A block of data
##############################

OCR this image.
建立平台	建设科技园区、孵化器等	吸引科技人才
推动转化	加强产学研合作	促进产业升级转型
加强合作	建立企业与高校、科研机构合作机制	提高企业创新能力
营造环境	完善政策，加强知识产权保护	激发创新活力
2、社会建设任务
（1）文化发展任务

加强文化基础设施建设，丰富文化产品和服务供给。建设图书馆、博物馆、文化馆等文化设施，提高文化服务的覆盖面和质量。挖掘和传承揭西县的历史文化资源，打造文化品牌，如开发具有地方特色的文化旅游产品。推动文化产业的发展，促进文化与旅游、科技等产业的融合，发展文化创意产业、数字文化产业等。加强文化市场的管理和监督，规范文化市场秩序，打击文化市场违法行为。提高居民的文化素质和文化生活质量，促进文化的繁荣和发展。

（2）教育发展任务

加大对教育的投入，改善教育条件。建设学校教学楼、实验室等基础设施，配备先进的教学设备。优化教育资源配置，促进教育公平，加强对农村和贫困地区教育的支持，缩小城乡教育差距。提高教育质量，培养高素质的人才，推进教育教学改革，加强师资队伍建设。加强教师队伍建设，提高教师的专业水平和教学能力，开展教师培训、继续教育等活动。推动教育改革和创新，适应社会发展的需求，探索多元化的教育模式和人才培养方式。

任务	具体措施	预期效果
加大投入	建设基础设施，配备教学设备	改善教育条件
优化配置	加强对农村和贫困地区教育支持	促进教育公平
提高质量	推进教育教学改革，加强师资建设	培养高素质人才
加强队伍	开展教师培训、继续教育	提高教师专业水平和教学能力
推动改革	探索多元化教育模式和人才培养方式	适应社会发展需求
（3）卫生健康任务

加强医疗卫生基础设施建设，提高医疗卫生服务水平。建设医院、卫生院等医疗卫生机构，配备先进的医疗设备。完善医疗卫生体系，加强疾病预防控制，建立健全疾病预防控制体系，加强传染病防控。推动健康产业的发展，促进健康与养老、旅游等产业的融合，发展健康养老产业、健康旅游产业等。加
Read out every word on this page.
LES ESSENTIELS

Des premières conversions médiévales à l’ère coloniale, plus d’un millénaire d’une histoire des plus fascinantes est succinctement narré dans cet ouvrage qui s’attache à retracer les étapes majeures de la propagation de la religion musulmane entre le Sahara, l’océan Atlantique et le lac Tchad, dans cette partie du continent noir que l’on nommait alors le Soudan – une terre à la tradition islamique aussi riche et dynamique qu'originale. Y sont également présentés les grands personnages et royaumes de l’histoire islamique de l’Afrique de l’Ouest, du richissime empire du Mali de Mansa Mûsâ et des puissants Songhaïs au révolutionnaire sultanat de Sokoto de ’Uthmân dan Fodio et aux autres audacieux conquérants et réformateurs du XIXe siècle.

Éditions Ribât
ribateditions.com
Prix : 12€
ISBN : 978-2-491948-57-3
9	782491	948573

##############################

● **Exercise goal**
Extract the full set of entries word for word.

● **Exercise solution**
OCR this image.
建立平台	建设科技园区、孵化器等	吸引科技人才
推动转化	加强产学研合作	促进产业升级转型
加强合作	建立企业与高校、科研机构合作机制	提高企业创新能力
营造环境	完善政策，加强知识产权保护	激发创新活力
2、社会建设任务
（1）文化发展任务

加强文化基础设施建设，丰富文化产品和服务供给。建设图书馆、博物馆、文化馆等文化设施，提高文化服务的覆盖面和质量。挖掘和传承揭西县的历史文化资源，打造文化品牌，如开发具有地方特色的文化旅游产品。推动文化产业的发展，促进文化与旅游、科技等产业的融合，发展文化创意产业、数字文化产业等。加强文化市场的管理和监督，规范文化市场秩序，打击文化市场违法行为。提高居民的文化素质和文化生活质量，促进文化的繁荣和发展。

（2）教育发展任务

加大对教育的投入，改善教育条件。建设学校教学楼、实验室等基础设施，配备先进的教学设备。优化教育资源配置，促进教育公平，加强对农村和贫困地区教育的支持，缩小城乡教育差距。提高教育质量，培养高素质的人才，推进教育教学改革，加强师资队伍建设。加强教师队伍建设，提高教师的专业水平和教学能力，开展教师培训、继续教育等活动。推动教育改革和创新，适应社会发展的需求，探索多元化的教育模式和人才培养方式。

任务	具体措施	预期效果
加大投入	建设基础设施，配备教学设备	改善教育条件
优化配置	加强对农村和贫困地区教育支持	促进教育公平
提高质量	推进教育教学改革，加强师资建设	培养高素质人才
加强队伍	开展教师培训、继续教育	提高教师专业水平和教学能力
推动改革	探索多元化教育模式和人才培养方式	适应社会发展需求
（3）卫生健康任务

加强医疗卫生基础设施建设，提高医疗卫生服务水平。建设医院、卫生院等医疗卫生机构，配备先进的医疗设备。完善医疗卫生体系，加强疾病预防控制，建立健全疾病预防控制体系，加强传染病防控。推动健康产业的发展，促进健康与养老、旅游等产业的融合，发展健康养老产业、健康旅游产业等。加
Read out every word on this page.
LES ESSENTIELS

Des premières conversions médiévales à l’ère coloniale, plus d’un millénaire d’une histoire des plus fascinantes est succinctement narré dans cet ouvrage qui s’attache à retracer les étapes majeures de la propagation de la religion musulmane entre le Sahara, l’océan Atlantique et le lac Tchad, dans cette partie du continent noir que l’on nommait alors le Soudan – une terre à la tradition islamique aussi riche et dynamique qu'originale. Y sont également présentés les grands personnages et royaumes de l’histoire islamique de l’Afrique de l’Ouest, du richissime empire du Mali de Mansa Mûsâ et des puissants Songhaïs au révolutionnaire sultanat de Sokoto de ’Uthmân dan Fodio et aux autres audacieux conquérants et réformateurs du XIXe siècle.

Éditions Ribât
ribateditions.com
Prix : 12€
ISBN : 978-2-491948-57-3
9	782491	948573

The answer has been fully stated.